* **EXERCISE DESCRIPTION**
The records below must be transcribed exactly. Do not include the pictures.

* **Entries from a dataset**
begin

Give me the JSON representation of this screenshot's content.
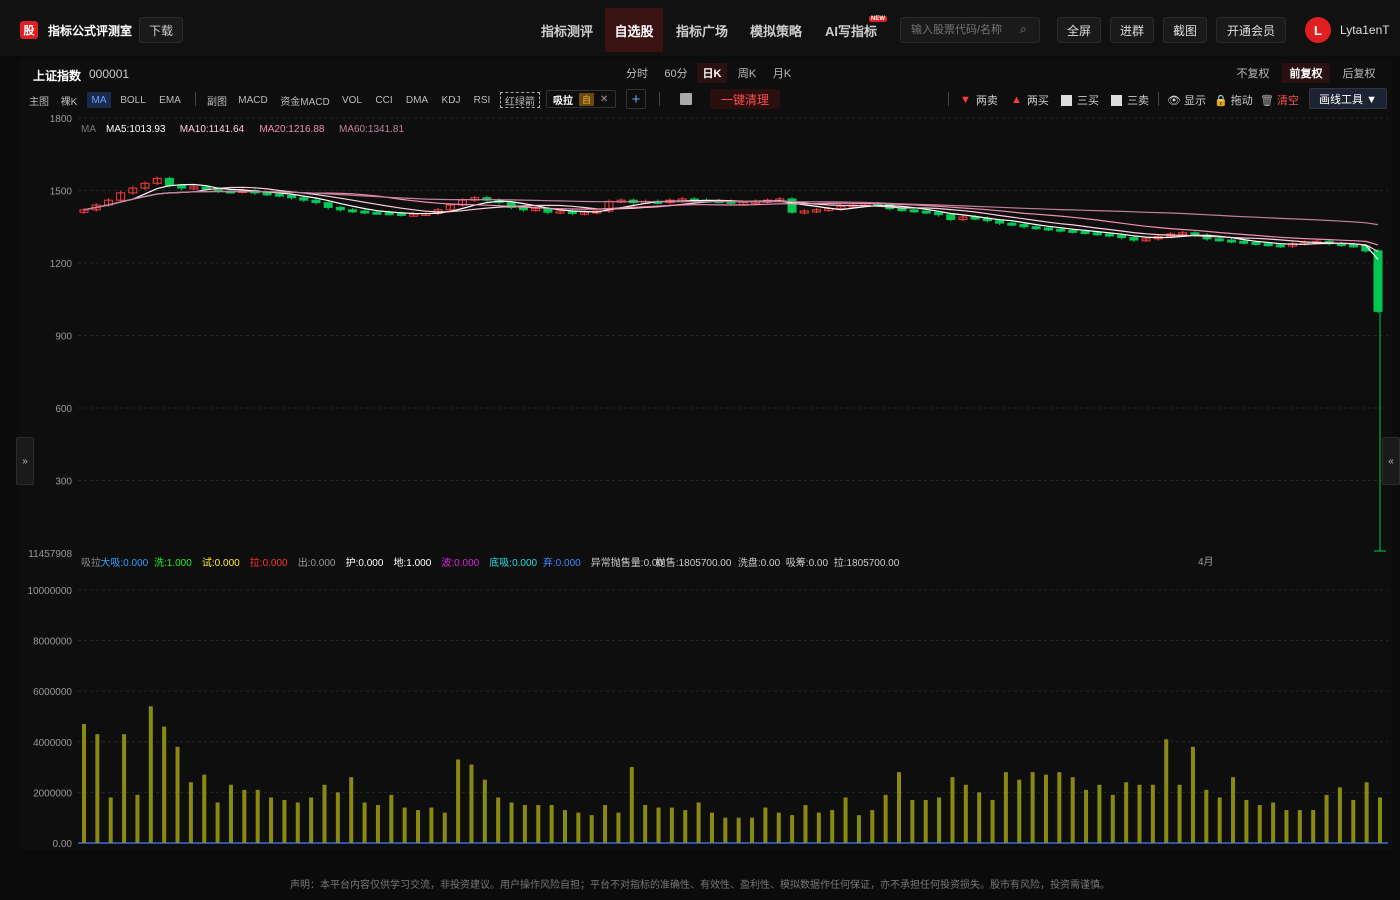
{
  "header": {
    "logo_char": "股",
    "brand": "指标公式评测室",
    "download": "下载",
    "nav": [
      "指标测评",
      "自选股",
      "指标广场",
      "模拟策略",
      "AI写指标"
    ],
    "new_badge": "NEW",
    "search_placeholder": "输入股票代码/名称",
    "buttons": [
      "全屏",
      "进群",
      "截图",
      "开通会员"
    ],
    "avatar_letter": "L",
    "username": "Lyta1enT"
  },
  "stock": {
    "name": "上证指数",
    "code": "000001"
  },
  "periods": [
    "分时",
    "60分",
    "日K",
    "周K",
    "月K"
  ],
  "adjust": [
    "不复权",
    "前复权",
    "后复权"
  ],
  "indicators_main": [
    "主图",
    "裸K",
    "MA",
    "BOLL",
    "EMA"
  ],
  "indicators_sub": [
    "副图",
    "MACD",
    "资金MACD",
    "VOL",
    "CCI",
    "DMA",
    "KDJ",
    "RSI",
    "红绿箭"
  ],
  "xila": {
    "label": "吸拉",
    "tag": "自"
  },
  "clear_label": "一键清理",
  "draw_tools": {
    "two_sell": "两卖",
    "two_buy": "两买",
    "three_buy": "三买",
    "three_sell": "三卖",
    "show": "显示",
    "drag": "拖动",
    "clear": "清空",
    "draw_tool": "画线工具 ▼"
  },
  "ma_legend": {
    "label": "MA",
    "ma5": "MA5:1013.93",
    "ma10": "MA10:1141.64",
    "ma20": "MA20:1216.88",
    "ma60": "MA60:1341.81"
  },
  "sub_legend": [
    {
      "t": "吸拉",
      "c": "#888"
    },
    {
      "t": "大吸:0.000",
      "c": "#2ea0ff"
    },
    {
      "t": "洗:1.000",
      "c": "#22ee22"
    },
    {
      "t": "试:0.000",
      "c": "#ffee22"
    },
    {
      "t": "拉:0.000",
      "c": "#ff3333"
    },
    {
      "t": "出:0.000",
      "c": "#999"
    },
    {
      "t": "护:0.000",
      "c": "#fff"
    },
    {
      "t": "地:1.000",
      "c": "#fff"
    },
    {
      "t": "波:0.000",
      "c": "#dd22dd"
    },
    {
      "t": "底吸:0.000",
      "c": "#22dddd"
    },
    {
      "t": "弃:0.000",
      "c": "#4488ff"
    },
    {
      "t": "异常抛售量:0.00",
      "c": "#ccc"
    },
    {
      "t": "抛售:1805700.00",
      "c": "#ccc"
    },
    {
      "t": "洗盘:0.00",
      "c": "#ccc"
    },
    {
      "t": "吸筹:0.00",
      "c": "#ccc"
    },
    {
      "t": "拉:1805700.00",
      "c": "#ccc"
    }
  ],
  "month_label": "4月",
  "disclaimer": "声明：本平台内容仅供学习交流，非投资建议。用户操作风险自担；平台不对指标的准确性、有效性、盈利性、模拟数据作任何保证，亦不承担任何投资损失。股市有风险，投资需谨慎。",
  "colors": {
    "up": "#ff3b3b",
    "down": "#00c853",
    "ma5": "#ffffff",
    "ma10": "#ffd0dc",
    "ma20": "#f08fb0",
    "ma60": "#c080a0",
    "vol": "#8a8a10"
  },
  "chart_data": {
    "type": "candlestick",
    "main_y_ticks": [
      1800,
      1500,
      1200,
      900,
      600,
      300
    ],
    "main_ylim": [
      0,
      1800
    ],
    "sub_y_ticks": [
      10000000,
      8000000,
      6000000,
      4000000,
      2000000,
      0
    ],
    "sub_y_tick_labels": [
      "10000000",
      "8000000",
      "6000000",
      "4000000",
      "2000000",
      "0.00"
    ],
    "sub_top_label": "11457908",
    "sub_ylim": [
      0,
      11457908
    ],
    "closes": [
      1420,
      1440,
      1460,
      1490,
      1510,
      1530,
      1550,
      1520,
      1510,
      1515,
      1505,
      1498,
      1495,
      1500,
      1490,
      1485,
      1480,
      1470,
      1460,
      1450,
      1430,
      1420,
      1415,
      1410,
      1408,
      1405,
      1400,
      1402,
      1405,
      1420,
      1440,
      1460,
      1470,
      1460,
      1450,
      1430,
      1420,
      1425,
      1410,
      1415,
      1405,
      1410,
      1415,
      1455,
      1460,
      1450,
      1455,
      1450,
      1460,
      1465,
      1460,
      1458,
      1455,
      1450,
      1450,
      1455,
      1460,
      1465,
      1410,
      1415,
      1420,
      1425,
      1435,
      1440,
      1445,
      1440,
      1425,
      1420,
      1415,
      1410,
      1400,
      1380,
      1390,
      1385,
      1375,
      1365,
      1360,
      1350,
      1345,
      1340,
      1335,
      1330,
      1325,
      1320,
      1315,
      1305,
      1295,
      1300,
      1310,
      1320,
      1325,
      1315,
      1300,
      1295,
      1290,
      1285,
      1280,
      1275,
      1270,
      1280,
      1285,
      1290,
      1280,
      1275,
      1270,
      1250,
      1000
    ],
    "volume_base": [
      4700000,
      4300000,
      1800000,
      4300000,
      1900000,
      5400000,
      4600000,
      3800000,
      2400000,
      2700000,
      1600000,
      2300000,
      2100000,
      2100000,
      1800000,
      1700000,
      1600000,
      1800000,
      2300000,
      2000000,
      2600000,
      1600000,
      1500000,
      1900000,
      1400000,
      1300000,
      1400000,
      1200000,
      3300000,
      3100000,
      2500000,
      1800000,
      1600000,
      1500000,
      1500000,
      1500000,
      1300000,
      1200000,
      1100000,
      1500000,
      1200000,
      3000000,
      1500000,
      1400000,
      1400000,
      1300000,
      1600000,
      1200000,
      1000000,
      1000000,
      1000000,
      1400000,
      1200000,
      1100000,
      1500000,
      1200000,
      1300000,
      1800000,
      1100000,
      1300000,
      1900000,
      2800000,
      1700000,
      1700000,
      1800000,
      2600000,
      2300000,
      2000000,
      1700000,
      2800000,
      2500000,
      2800000,
      2700000,
      2800000,
      2600000,
      2100000,
      2300000,
      1900000,
      2400000,
      2300000,
      2300000,
      4100000,
      2300000,
      3800000,
      2100000,
      1800000,
      2600000,
      1700000,
      1500000,
      1600000,
      1300000,
      1300000,
      1300000,
      1900000,
      2200000,
      1700000,
      2400000,
      1800000
    ]
  }
}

end

* **RESULT OF THE TASK**
Give me the JSON representation of this screenshot's content.
{
  "header": {
    "logo_char": "股",
    "brand": "指标公式评测室",
    "download": "下载",
    "nav": [
      "指标测评",
      "自选股",
      "指标广场",
      "模拟策略",
      "AI写指标"
    ],
    "new_badge": "NEW",
    "search_placeholder": "输入股票代码/名称",
    "buttons": [
      "全屏",
      "进群",
      "截图",
      "开通会员"
    ],
    "avatar_letter": "L",
    "username": "Lyta1enT"
  },
  "stock": {
    "name": "上证指数",
    "code": "000001"
  },
  "periods": [
    "分时",
    "60分",
    "日K",
    "周K",
    "月K"
  ],
  "adjust": [
    "不复权",
    "前复权",
    "后复权"
  ],
  "indicators_main": [
    "主图",
    "裸K",
    "MA",
    "BOLL",
    "EMA"
  ],
  "indicators_sub": [
    "副图",
    "MACD",
    "资金MACD",
    "VOL",
    "CCI",
    "DMA",
    "KDJ",
    "RSI",
    "红绿箭"
  ],
  "xila": {
    "label": "吸拉",
    "tag": "自"
  },
  "clear_label": "一键清理",
  "draw_tools": {
    "two_sell": "两卖",
    "two_buy": "两买",
    "three_buy": "三买",
    "three_sell": "三卖",
    "show": "显示",
    "drag": "拖动",
    "clear": "清空",
    "draw_tool": "画线工具 ▼"
  },
  "ma_legend": {
    "label": "MA",
    "ma5": "MA5:1013.93",
    "ma10": "MA10:1141.64",
    "ma20": "MA20:1216.88",
    "ma60": "MA60:1341.81"
  },
  "sub_legend": [
    {
      "t": "吸拉",
      "c": "#888"
    },
    {
      "t": "大吸:0.000",
      "c": "#2ea0ff"
    },
    {
      "t": "洗:1.000",
      "c": "#22ee22"
    },
    {
      "t": "试:0.000",
      "c": "#ffee22"
    },
    {
      "t": "拉:0.000",
      "c": "#ff3333"
    },
    {
      "t": "出:0.000",
      "c": "#999"
    },
    {
      "t": "护:0.000",
      "c": "#fff"
    },
    {
      "t": "地:1.000",
      "c": "#fff"
    },
    {
      "t": "波:0.000",
      "c": "#dd22dd"
    },
    {
      "t": "底吸:0.000",
      "c": "#22dddd"
    },
    {
      "t": "弃:0.000",
      "c": "#4488ff"
    },
    {
      "t": "异常抛售量:0.00",
      "c": "#ccc"
    },
    {
      "t": "抛售:1805700.00",
      "c": "#ccc"
    },
    {
      "t": "洗盘:0.00",
      "c": "#ccc"
    },
    {
      "t": "吸筹:0.00",
      "c": "#ccc"
    },
    {
      "t": "拉:1805700.00",
      "c": "#ccc"
    }
  ],
  "month_label": "4月",
  "disclaimer": "声明：本平台内容仅供学习交流，非投资建议。用户操作风险自担；平台不对指标的准确性、有效性、盈利性、模拟数据作任何保证，亦不承担任何投资损失。股市有风险，投资需谨慎。",
  "colors": {
    "up": "#ff3b3b",
    "down": "#00c853",
    "ma5": "#ffffff",
    "ma10": "#ffd0dc",
    "ma20": "#f08fb0",
    "ma60": "#c080a0",
    "vol": "#8a8a10"
  },
  "chart_data": {
    "type": "candlestick",
    "main_y_ticks": [
      1800,
      1500,
      1200,
      900,
      600,
      300
    ],
    "main_ylim": [
      0,
      1800
    ],
    "sub_y_ticks": [
      10000000,
      8000000,
      6000000,
      4000000,
      2000000,
      0
    ],
    "sub_y_tick_labels": [
      "10000000",
      "8000000",
      "6000000",
      "4000000",
      "2000000",
      "0.00"
    ],
    "sub_top_label": "11457908",
    "sub_ylim": [
      0,
      11457908
    ],
    "closes": [
      1420,
      1440,
      1460,
      1490,
      1510,
      1530,
      1550,
      1520,
      1510,
      1515,
      1505,
      1498,
      1495,
      1500,
      1490,
      1485,
      1480,
      1470,
      1460,
      1450,
      1430,
      1420,
      1415,
      1410,
      1408,
      1405,
      1400,
      1402,
      1405,
      1420,
      1440,
      1460,
      1470,
      1460,
      1450,
      1430,
      1420,
      1425,
      1410,
      1415,
      1405,
      1410,
      1415,
      1455,
      1460,
      1450,
      1455,
      1450,
      1460,
      1465,
      1460,
      1458,
      1455,
      1450,
      1450,
      1455,
      1460,
      1465,
      1410,
      1415,
      1420,
      1425,
      1435,
      1440,
      1445,
      1440,
      1425,
      1420,
      1415,
      1410,
      1400,
      1380,
      1390,
      1385,
      1375,
      1365,
      1360,
      1350,
      1345,
      1340,
      1335,
      1330,
      1325,
      1320,
      1315,
      1305,
      1295,
      1300,
      1310,
      1320,
      1325,
      1315,
      1300,
      1295,
      1290,
      1285,
      1280,
      1275,
      1270,
      1280,
      1285,
      1290,
      1280,
      1275,
      1270,
      1250,
      1000
    ],
    "volume_base": [
      4700000,
      4300000,
      1800000,
      4300000,
      1900000,
      5400000,
      4600000,
      3800000,
      2400000,
      2700000,
      1600000,
      2300000,
      2100000,
      2100000,
      1800000,
      1700000,
      1600000,
      1800000,
      2300000,
      2000000,
      2600000,
      1600000,
      1500000,
      1900000,
      1400000,
      1300000,
      1400000,
      1200000,
      3300000,
      3100000,
      2500000,
      1800000,
      1600000,
      1500000,
      1500000,
      1500000,
      1300000,
      1200000,
      1100000,
      1500000,
      1200000,
      3000000,
      1500000,
      1400000,
      1400000,
      1300000,
      1600000,
      1200000,
      1000000,
      1000000,
      1000000,
      1400000,
      1200000,
      1100000,
      1500000,
      1200000,
      1300000,
      1800000,
      1100000,
      1300000,
      1900000,
      2800000,
      1700000,
      1700000,
      1800000,
      2600000,
      2300000,
      2000000,
      1700000,
      2800000,
      2500000,
      2800000,
      2700000,
      2800000,
      2600000,
      2100000,
      2300000,
      1900000,
      2400000,
      2300000,
      2300000,
      4100000,
      2300000,
      3800000,
      2100000,
      1800000,
      2600000,
      1700000,
      1500000,
      1600000,
      1300000,
      1300000,
      1300000,
      1900000,
      2200000,
      1700000,
      2400000,
      1800000
    ]
  }
}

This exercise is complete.